§ OBJECTIVE
Identify the lines that contain the string "voor" and copy all of them.

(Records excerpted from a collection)
%%
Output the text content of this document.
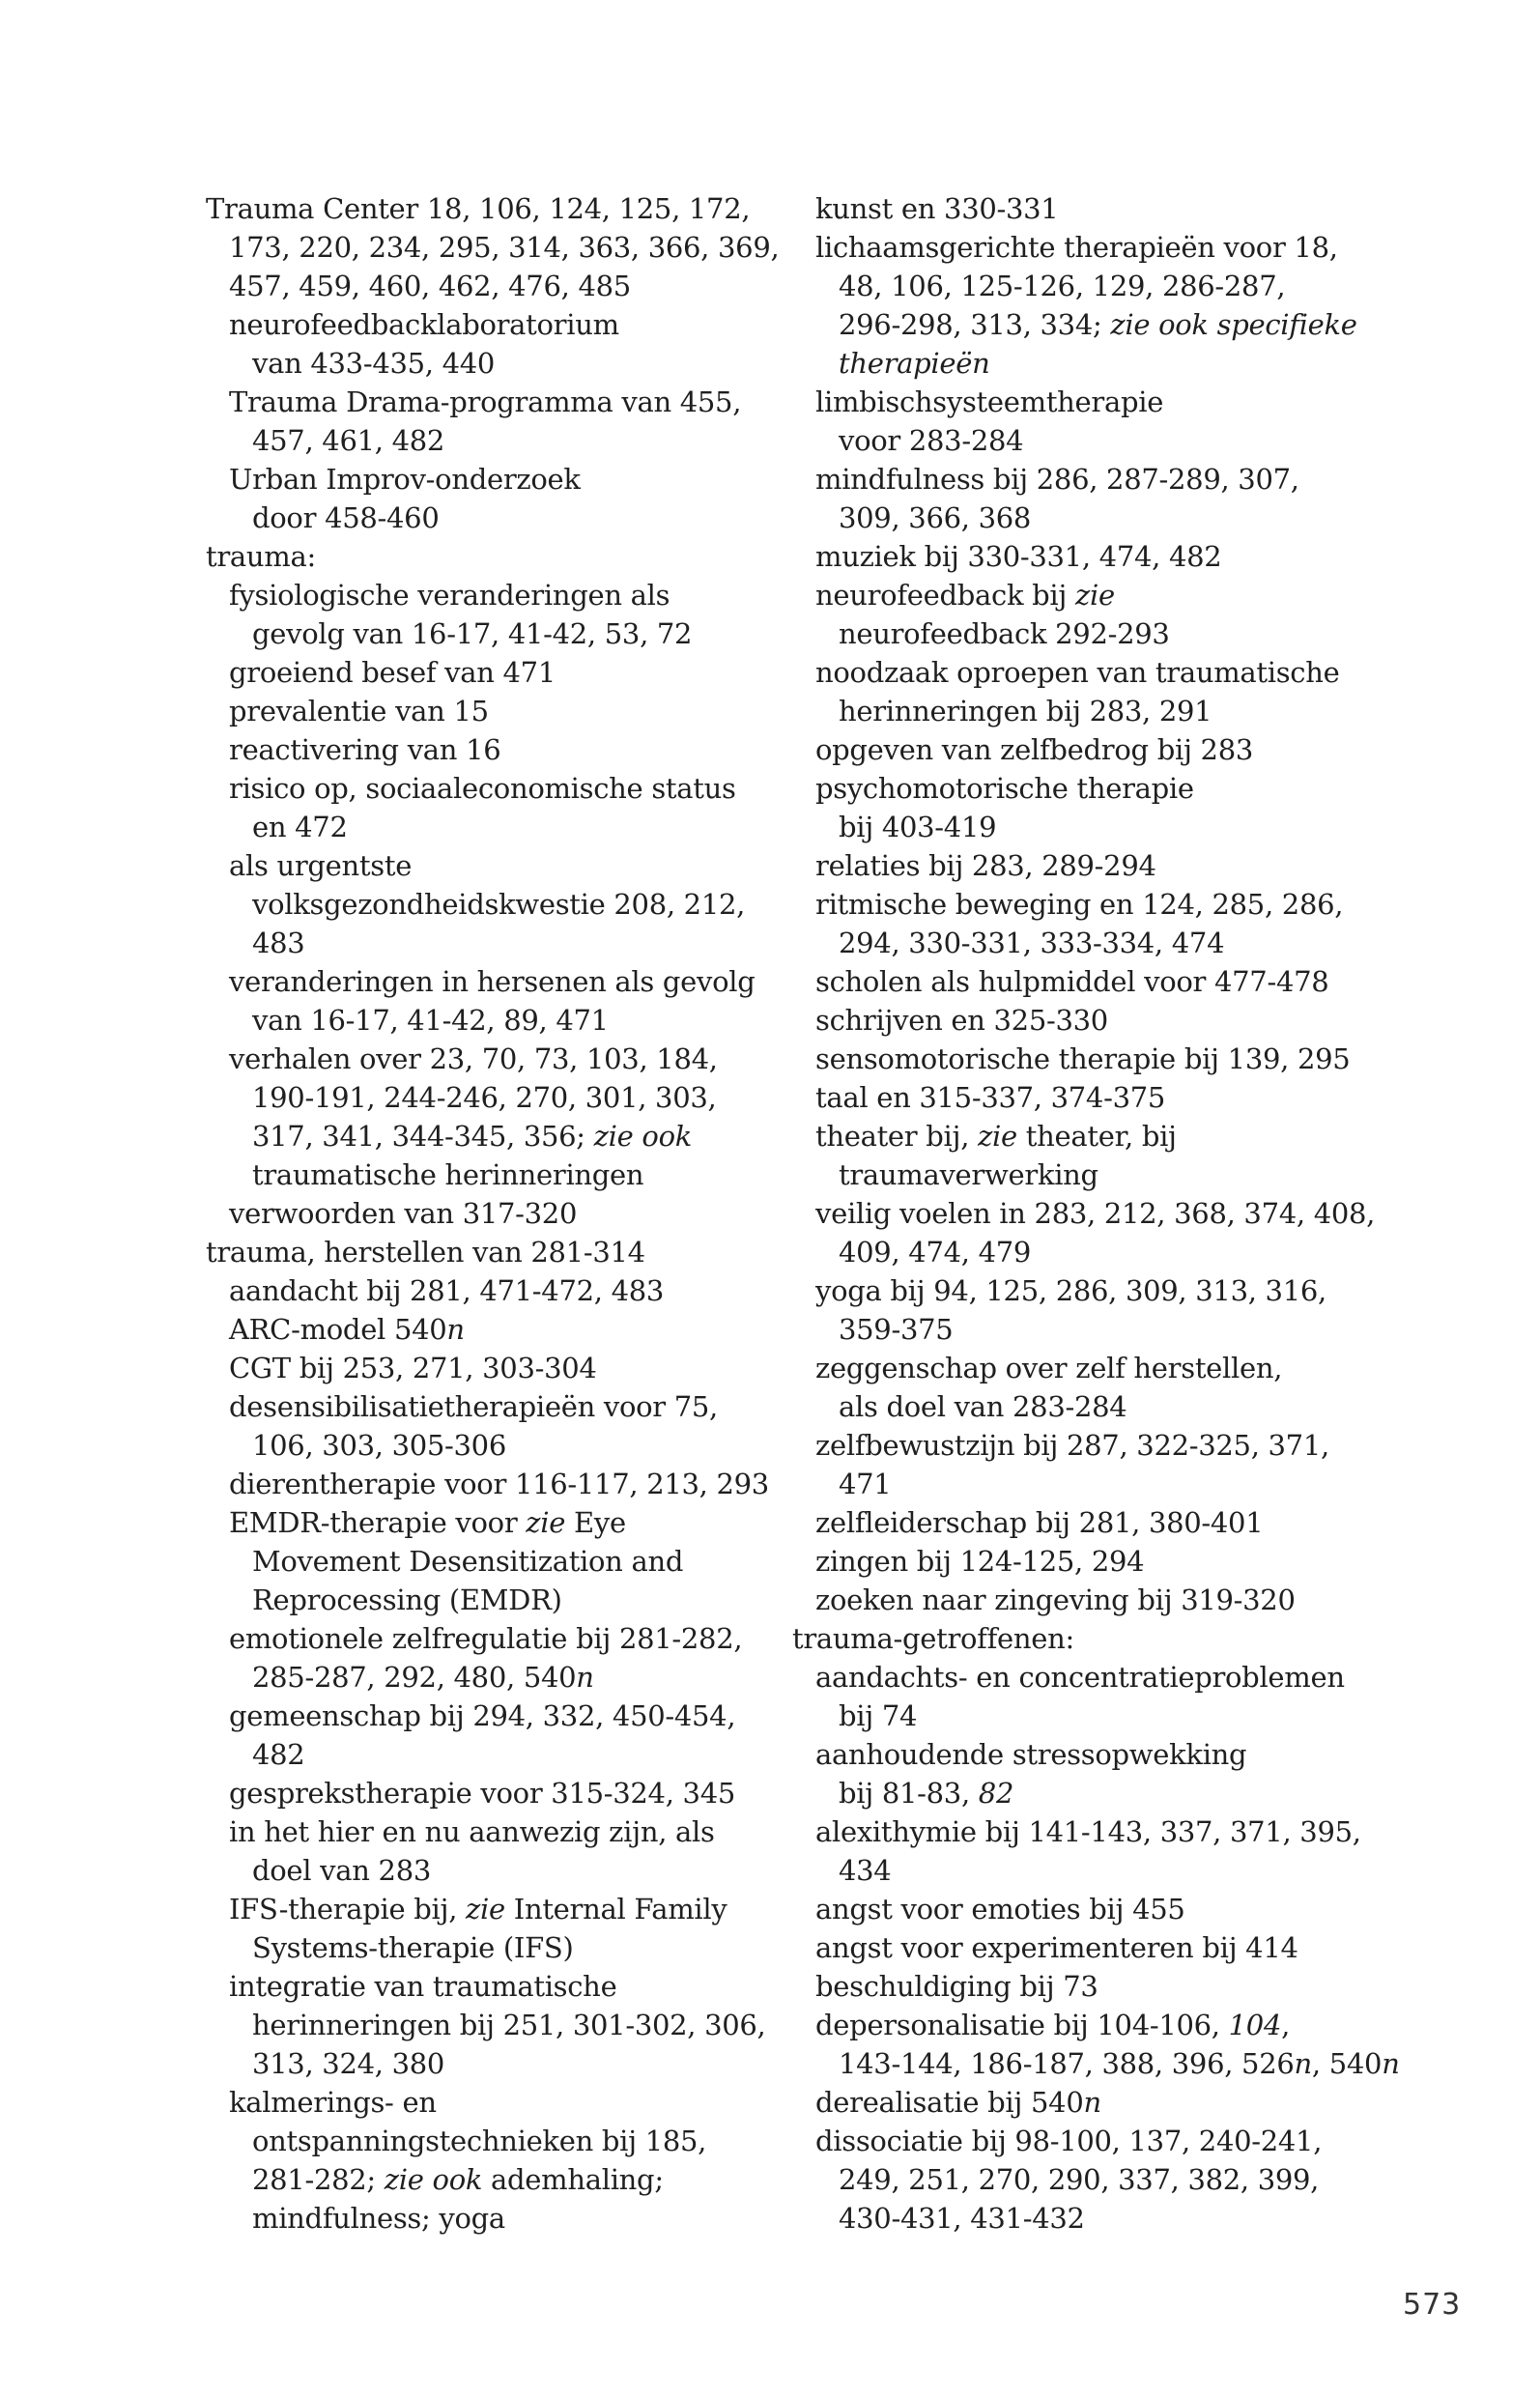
Trauma Center 18, 106, 124, 125, 172,
173, 220, 234, 295, 314, 363, 366, 369,
457, 459, 460, 462, 476, 485
neurofeedbacklaboratorium
van 433-435, 440
Trauma Drama-programma van 455,
457, 461, 482
Urban Improv-onderzoek
door 458-460
trauma:
fysiologische veranderingen als
gevolg van 16-17, 41-42, 53, 72
groeiend besef van 471
prevalentie van 15
reactivering van 16
risico op, sociaaleconomische status
en 472
als urgentste
volksgezondheidskwestie 208, 212,
483
veranderingen in hersenen als gevolg
van 16-17, 41-42, 89, 471
verhalen over 23, 70, 73, 103, 184,
190-191, 244-246, 270, 301, 303,
317, 341, 344-345, 356; zie ook
traumatische herinneringen
verwoorden van 317-320
trauma, herstellen van 281-314
aandacht bij 281, 471-472, 483
ARC-model 540n
CGT bij 253, 271, 303-304
desensibilisatietherapieën voor 75,
106, 303, 305-306
dierentherapie voor 116-117, 213, 293
EMDR-therapie voor zie Eye
Movement Desensitization and
Reprocessing (EMDR)
emotionele zelfregulatie bij 281-282,
285-287, 292, 480, 540n
gemeenschap bij 294, 332, 450-454,
482
gesprekstherapie voor 315-324, 345
in het hier en nu aanwezig zijn, als
doel van 283
IFS-therapie bij, zie Internal Family
Systems-therapie (IFS)
integratie van traumatische
herinneringen bij 251, 301-302, 306,
313, 324, 380
kalmerings- en
ontspanningstechnieken bij 185,
281-282; zie ook ademhaling;
mindfulness; yoga
kunst en 330-331
lichaamsgerichte therapieën voor 18,
48, 106, 125-126, 129, 286-287,
296-298, 313, 334; zie ook specifieke
therapieën
limbischsysteemtherapie
voor 283-284
mindfulness bij 286, 287-289, 307,
309, 366, 368
muziek bij 330-331, 474, 482
neurofeedback bij zie
neurofeedback 292-293
noodzaak oproepen van traumatische
herinneringen bij 283, 291
opgeven van zelfbedrog bij 283
psychomotorische therapie
bij 403-419
relaties bij 283, 289-294
ritmische beweging en 124, 285, 286,
294, 330-331, 333-334, 474
scholen als hulpmiddel voor 477-478
schrijven en 325-330
sensomotorische therapie bij 139, 295
taal en 315-337, 374-375
theater bij, zie theater, bij
traumaverwerking
veilig voelen in 283, 212, 368, 374, 408,
409, 474, 479
yoga bij 94, 125, 286, 309, 313, 316,
359-375
zeggenschap over zelf herstellen,
als doel van 283-284
zelfbewustzijn bij 287, 322-325, 371,
471
zelfleiderschap bij 281, 380-401
zingen bij 124-125, 294
zoeken naar zingeving bij 319-320
trauma-getroffenen:
aandachts- en concentratieproblemen
bij 74
aanhoudende stressopwekking
bij 81-83, 82
alexithymie bij 141-143, 337, 371, 395,
434
angst voor emoties bij 455
angst voor experimenteren bij 414
beschuldiging bij 73
depersonalisatie bij 104-106, 104,
143-144, 186-187, 388, 396, 526n, 540n
derealisatie bij 540n
dissociatie bij 98-100, 137, 240-241,
249, 251, 270, 290, 337, 382, 399,
430-431, 431-432
573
%%
§ EXERCISE RESPONSE
desensibilisatietherapieën voor 75,
dierentherapie voor 116-117, 213, 293
EMDR-therapie voor zie Eye
gesprekstherapie voor 315-324, 345
lichaamsgerichte therapieën voor 18,
voor 283-284
scholen als hulpmiddel voor 477-478
angst voor emoties bij 455
angst voor experimenteren bij 414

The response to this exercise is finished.